____ EXERCISE MATERIAL
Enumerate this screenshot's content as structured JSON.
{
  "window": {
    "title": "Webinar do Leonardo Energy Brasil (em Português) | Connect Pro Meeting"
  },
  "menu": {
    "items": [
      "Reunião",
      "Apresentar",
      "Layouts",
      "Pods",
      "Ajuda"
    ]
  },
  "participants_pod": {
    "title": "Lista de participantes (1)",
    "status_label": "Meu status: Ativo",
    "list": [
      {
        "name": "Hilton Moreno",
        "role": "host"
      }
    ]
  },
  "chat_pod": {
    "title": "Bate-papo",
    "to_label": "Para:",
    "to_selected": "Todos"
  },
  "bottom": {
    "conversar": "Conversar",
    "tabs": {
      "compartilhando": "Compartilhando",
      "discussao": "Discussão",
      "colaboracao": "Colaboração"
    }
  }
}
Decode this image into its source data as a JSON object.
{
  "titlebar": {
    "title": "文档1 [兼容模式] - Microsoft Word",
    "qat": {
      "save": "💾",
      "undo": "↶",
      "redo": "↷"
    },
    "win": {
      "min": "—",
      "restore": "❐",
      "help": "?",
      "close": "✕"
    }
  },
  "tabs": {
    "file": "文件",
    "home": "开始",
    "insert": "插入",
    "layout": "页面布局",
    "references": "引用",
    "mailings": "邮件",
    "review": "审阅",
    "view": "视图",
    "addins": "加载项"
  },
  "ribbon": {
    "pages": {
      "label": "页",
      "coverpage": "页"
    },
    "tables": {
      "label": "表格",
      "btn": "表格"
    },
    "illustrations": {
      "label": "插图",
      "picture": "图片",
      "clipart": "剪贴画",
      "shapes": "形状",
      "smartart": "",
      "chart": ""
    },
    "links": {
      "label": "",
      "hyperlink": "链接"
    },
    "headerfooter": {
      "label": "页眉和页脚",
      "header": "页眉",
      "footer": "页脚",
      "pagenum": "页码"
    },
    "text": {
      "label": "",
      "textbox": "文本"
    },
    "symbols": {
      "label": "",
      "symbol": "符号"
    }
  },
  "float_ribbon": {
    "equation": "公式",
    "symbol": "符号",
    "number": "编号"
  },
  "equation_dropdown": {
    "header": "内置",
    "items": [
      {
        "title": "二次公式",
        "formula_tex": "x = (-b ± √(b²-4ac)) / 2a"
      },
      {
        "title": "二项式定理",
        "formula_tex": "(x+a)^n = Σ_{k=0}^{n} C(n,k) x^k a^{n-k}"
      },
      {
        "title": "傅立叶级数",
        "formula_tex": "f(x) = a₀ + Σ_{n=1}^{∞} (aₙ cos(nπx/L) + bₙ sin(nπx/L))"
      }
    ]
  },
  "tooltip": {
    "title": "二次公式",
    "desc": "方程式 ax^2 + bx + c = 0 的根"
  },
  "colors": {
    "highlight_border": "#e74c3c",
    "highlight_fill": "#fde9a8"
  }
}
________
- [TASK DETAILS] Pull out each record as written and restate it exactly.

- [TASK SOLUTION]
Enumerate this screenshot's content as structured JSON.
{
  "window": {
    "title": "Webinar do Leonardo Energy Brasil (em Português) | Connect Pro Meeting"
  },
  "menu": {
    "items": [
      "Reunião",
      "Apresentar",
      "Layouts",
      "Pods",
      "Ajuda"
    ]
  },
  "participants_pod": {
    "title": "Lista de participantes (1)",
    "status_label": "Meu status: Ativo",
    "list": [
      {
        "name": "Hilton Moreno",
        "role": "host"
      }
    ]
  },
  "chat_pod": {
    "title": "Bate-papo",
    "to_label": "Para:",
    "to_selected": "Todos"
  },
  "bottom": {
    "conversar": "Conversar",
    "tabs": {
      "compartilhando": "Compartilhando",
      "discussao": "Discussão",
      "colaboracao": "Colaboração"
    }
  }
}
Decode this image into its source data as a JSON object.
{
  "titlebar": {
    "title": "文档1 [兼容模式] - Microsoft Word",
    "qat": {
      "save": "💾",
      "undo": "↶",
      "redo": "↷"
    },
    "win": {
      "min": "—",
      "restore": "❐",
      "help": "?",
      "close": "✕"
    }
  },
  "tabs": {
    "file": "文件",
    "home": "开始",
    "insert": "插入",
    "layout": "页面布局",
    "references": "引用",
    "mailings": "邮件",
    "review": "审阅",
    "view": "视图",
    "addins": "加载项"
  },
  "ribbon": {
    "pages": {
      "label": "页",
      "coverpage": "页"
    },
    "tables": {
      "label": "表格",
      "btn": "表格"
    },
    "illustrations": {
      "label": "插图",
      "picture": "图片",
      "clipart": "剪贴画",
      "shapes": "形状",
      "smartart": "",
      "chart": ""
    },
    "links": {
      "label": "",
      "hyperlink": "链接"
    },
    "headerfooter": {
      "label": "页眉和页脚",
      "header": "页眉",
      "footer": "页脚",
      "pagenum": "页码"
    },
    "text": {
      "label": "",
      "textbox": "文本"
    },
    "symbols": {
      "label": "",
      "symbol": "符号"
    }
  },
  "float_ribbon": {
    "equation": "公式",
    "symbol": "符号",
    "number": "编号"
  },
  "equation_dropdown": {
    "header": "内置",
    "items": [
      {
        "title": "二次公式",
        "formula_tex": "x = (-b ± √(b²-4ac)) / 2a"
      },
      {
        "title": "二项式定理",
        "formula_tex": "(x+a)^n = Σ_{k=0}^{n} C(n,k) x^k a^{n-k}"
      },
      {
        "title": "傅立叶级数",
        "formula_tex": "f(x) = a₀ + Σ_{n=1}^{∞} (aₙ cos(nπx/L) + bₙ sin(nπx/L))"
      }
    ]
  },
  "tooltip": {
    "title": "二次公式",
    "desc": "方程式 ax^2 + bx + c = 0 的根"
  },
  "colors": {
    "highlight_border": "#e74c3c",
    "highlight_fill": "#fde9a8"
  }
}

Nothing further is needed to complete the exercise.